# Work to do:
Return the entries below in their exact form, leaving the pictures out.

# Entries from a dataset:

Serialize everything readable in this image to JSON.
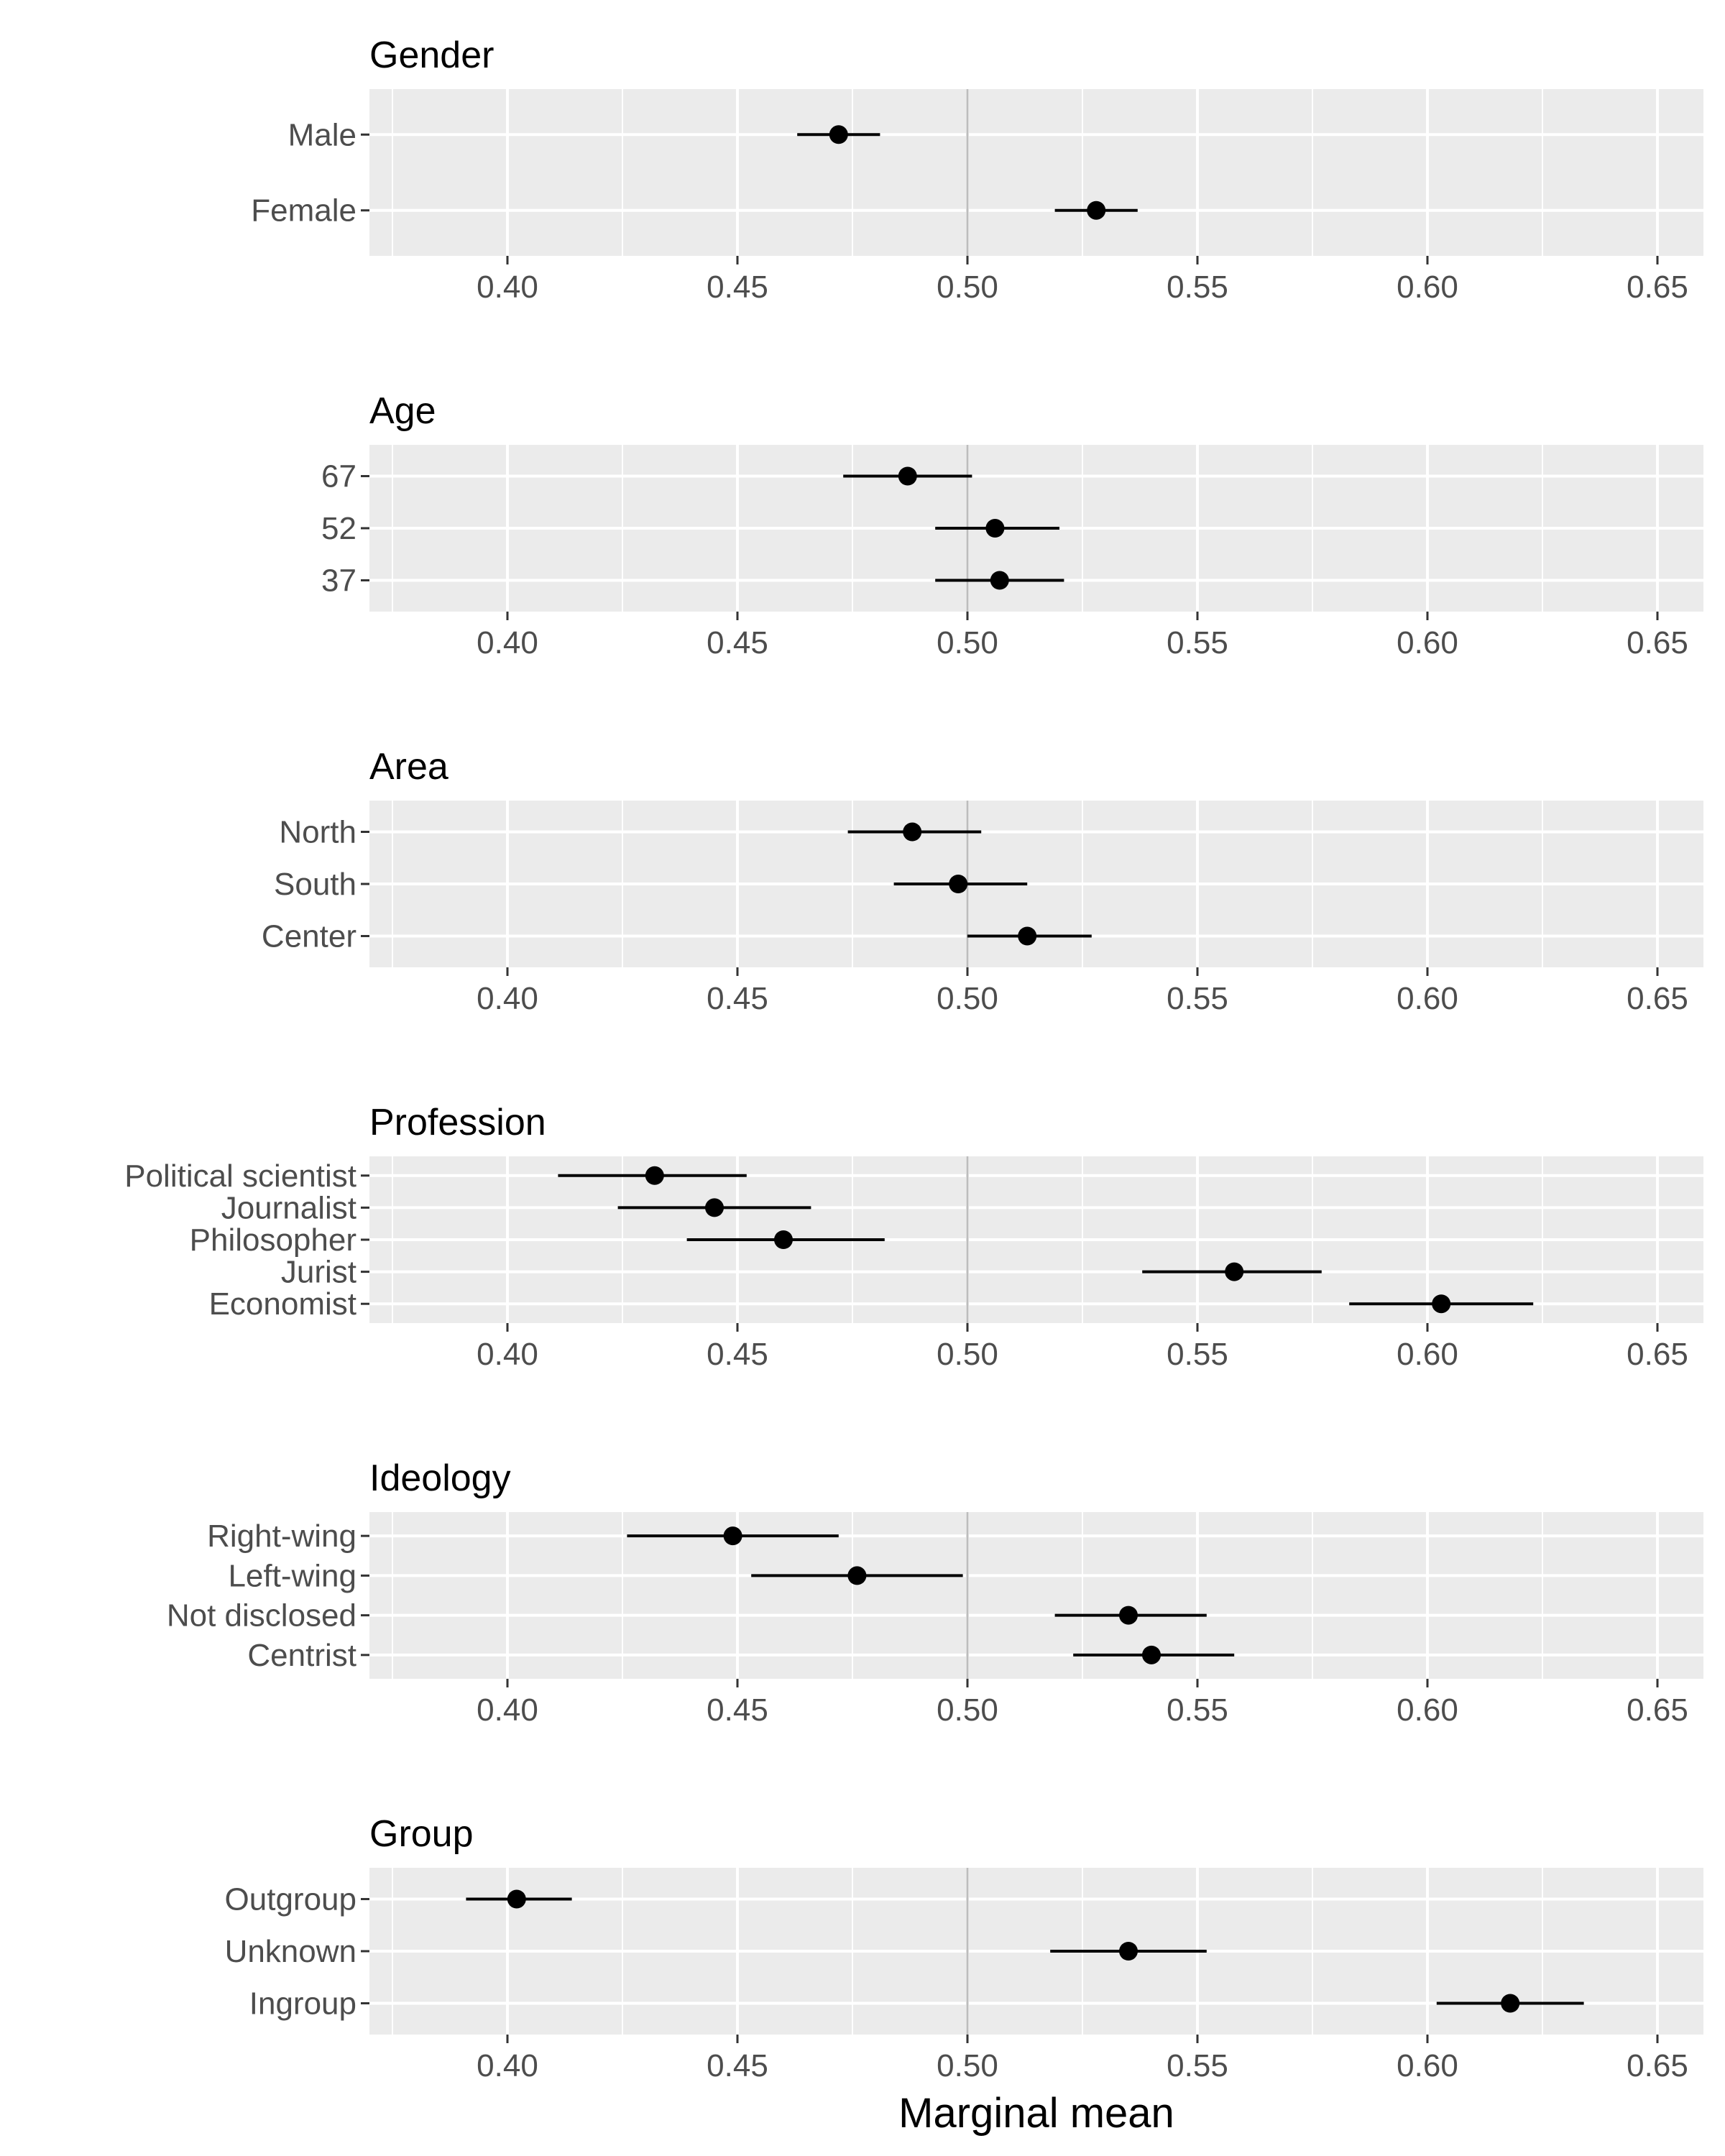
{
  "chart_data": {
    "type": "scatter",
    "subtype": "dot-and-whisker faceted",
    "xlabel": "Marginal mean",
    "xlim": [
      0.37,
      0.66
    ],
    "xticks": [
      0.4,
      0.45,
      0.5,
      0.55,
      0.6,
      0.65
    ],
    "xtick_labels": [
      "0.40",
      "0.45",
      "0.50",
      "0.55",
      "0.60",
      "0.65"
    ],
    "reference_line": 0.5,
    "grid": true,
    "colors": {
      "panel_background": "#ebebeb",
      "grid": "#ffffff",
      "reference_line": "#bdbdbd",
      "point": "#000000",
      "tick_text": "#4d4d4d"
    },
    "facets": [
      {
        "title": "Gender",
        "levels": [
          {
            "label": "Male",
            "estimate": 0.472,
            "lower": 0.463,
            "upper": 0.481
          },
          {
            "label": "Female",
            "estimate": 0.528,
            "lower": 0.519,
            "upper": 0.537
          }
        ]
      },
      {
        "title": "Age",
        "levels": [
          {
            "label": "67",
            "estimate": 0.487,
            "lower": 0.473,
            "upper": 0.501
          },
          {
            "label": "52",
            "estimate": 0.506,
            "lower": 0.493,
            "upper": 0.52
          },
          {
            "label": "37",
            "estimate": 0.507,
            "lower": 0.493,
            "upper": 0.521
          }
        ]
      },
      {
        "title": "Area",
        "levels": [
          {
            "label": "North",
            "estimate": 0.488,
            "lower": 0.474,
            "upper": 0.503
          },
          {
            "label": "South",
            "estimate": 0.498,
            "lower": 0.484,
            "upper": 0.513
          },
          {
            "label": "Center",
            "estimate": 0.513,
            "lower": 0.5,
            "upper": 0.527
          }
        ]
      },
      {
        "title": "Profession",
        "levels": [
          {
            "label": "Political scientist",
            "estimate": 0.432,
            "lower": 0.411,
            "upper": 0.452
          },
          {
            "label": "Journalist",
            "estimate": 0.445,
            "lower": 0.424,
            "upper": 0.466
          },
          {
            "label": "Philosopher",
            "estimate": 0.46,
            "lower": 0.439,
            "upper": 0.482
          },
          {
            "label": "Jurist",
            "estimate": 0.558,
            "lower": 0.538,
            "upper": 0.577
          },
          {
            "label": "Economist",
            "estimate": 0.603,
            "lower": 0.583,
            "upper": 0.623
          }
        ]
      },
      {
        "title": "Ideology",
        "levels": [
          {
            "label": "Right-wing",
            "estimate": 0.449,
            "lower": 0.426,
            "upper": 0.472
          },
          {
            "label": "Left-wing",
            "estimate": 0.476,
            "lower": 0.453,
            "upper": 0.499
          },
          {
            "label": "Not disclosed",
            "estimate": 0.535,
            "lower": 0.519,
            "upper": 0.552
          },
          {
            "label": "Centrist",
            "estimate": 0.54,
            "lower": 0.523,
            "upper": 0.558
          }
        ]
      },
      {
        "title": "Group",
        "levels": [
          {
            "label": "Outgroup",
            "estimate": 0.402,
            "lower": 0.391,
            "upper": 0.414
          },
          {
            "label": "Unknown",
            "estimate": 0.535,
            "lower": 0.518,
            "upper": 0.552
          },
          {
            "label": "Ingroup",
            "estimate": 0.618,
            "lower": 0.602,
            "upper": 0.634
          }
        ]
      }
    ]
  }
}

# Output for this task:
Serialize everything readable in this image to JSON.
{
  "chart_data": {
    "type": "scatter",
    "subtype": "dot-and-whisker faceted",
    "xlabel": "Marginal mean",
    "xlim": [
      0.37,
      0.66
    ],
    "xticks": [
      0.4,
      0.45,
      0.5,
      0.55,
      0.6,
      0.65
    ],
    "xtick_labels": [
      "0.40",
      "0.45",
      "0.50",
      "0.55",
      "0.60",
      "0.65"
    ],
    "reference_line": 0.5,
    "grid": true,
    "colors": {
      "panel_background": "#ebebeb",
      "grid": "#ffffff",
      "reference_line": "#bdbdbd",
      "point": "#000000",
      "tick_text": "#4d4d4d"
    },
    "facets": [
      {
        "title": "Gender",
        "levels": [
          {
            "label": "Male",
            "estimate": 0.472,
            "lower": 0.463,
            "upper": 0.481
          },
          {
            "label": "Female",
            "estimate": 0.528,
            "lower": 0.519,
            "upper": 0.537
          }
        ]
      },
      {
        "title": "Age",
        "levels": [
          {
            "label": "67",
            "estimate": 0.487,
            "lower": 0.473,
            "upper": 0.501
          },
          {
            "label": "52",
            "estimate": 0.506,
            "lower": 0.493,
            "upper": 0.52
          },
          {
            "label": "37",
            "estimate": 0.507,
            "lower": 0.493,
            "upper": 0.521
          }
        ]
      },
      {
        "title": "Area",
        "levels": [
          {
            "label": "North",
            "estimate": 0.488,
            "lower": 0.474,
            "upper": 0.503
          },
          {
            "label": "South",
            "estimate": 0.498,
            "lower": 0.484,
            "upper": 0.513
          },
          {
            "label": "Center",
            "estimate": 0.513,
            "lower": 0.5,
            "upper": 0.527
          }
        ]
      },
      {
        "title": "Profession",
        "levels": [
          {
            "label": "Political scientist",
            "estimate": 0.432,
            "lower": 0.411,
            "upper": 0.452
          },
          {
            "label": "Journalist",
            "estimate": 0.445,
            "lower": 0.424,
            "upper": 0.466
          },
          {
            "label": "Philosopher",
            "estimate": 0.46,
            "lower": 0.439,
            "upper": 0.482
          },
          {
            "label": "Jurist",
            "estimate": 0.558,
            "lower": 0.538,
            "upper": 0.577
          },
          {
            "label": "Economist",
            "estimate": 0.603,
            "lower": 0.583,
            "upper": 0.623
          }
        ]
      },
      {
        "title": "Ideology",
        "levels": [
          {
            "label": "Right-wing",
            "estimate": 0.449,
            "lower": 0.426,
            "upper": 0.472
          },
          {
            "label": "Left-wing",
            "estimate": 0.476,
            "lower": 0.453,
            "upper": 0.499
          },
          {
            "label": "Not disclosed",
            "estimate": 0.535,
            "lower": 0.519,
            "upper": 0.552
          },
          {
            "label": "Centrist",
            "estimate": 0.54,
            "lower": 0.523,
            "upper": 0.558
          }
        ]
      },
      {
        "title": "Group",
        "levels": [
          {
            "label": "Outgroup",
            "estimate": 0.402,
            "lower": 0.391,
            "upper": 0.414
          },
          {
            "label": "Unknown",
            "estimate": 0.535,
            "lower": 0.518,
            "upper": 0.552
          },
          {
            "label": "Ingroup",
            "estimate": 0.618,
            "lower": 0.602,
            "upper": 0.634
          }
        ]
      }
    ]
  }
}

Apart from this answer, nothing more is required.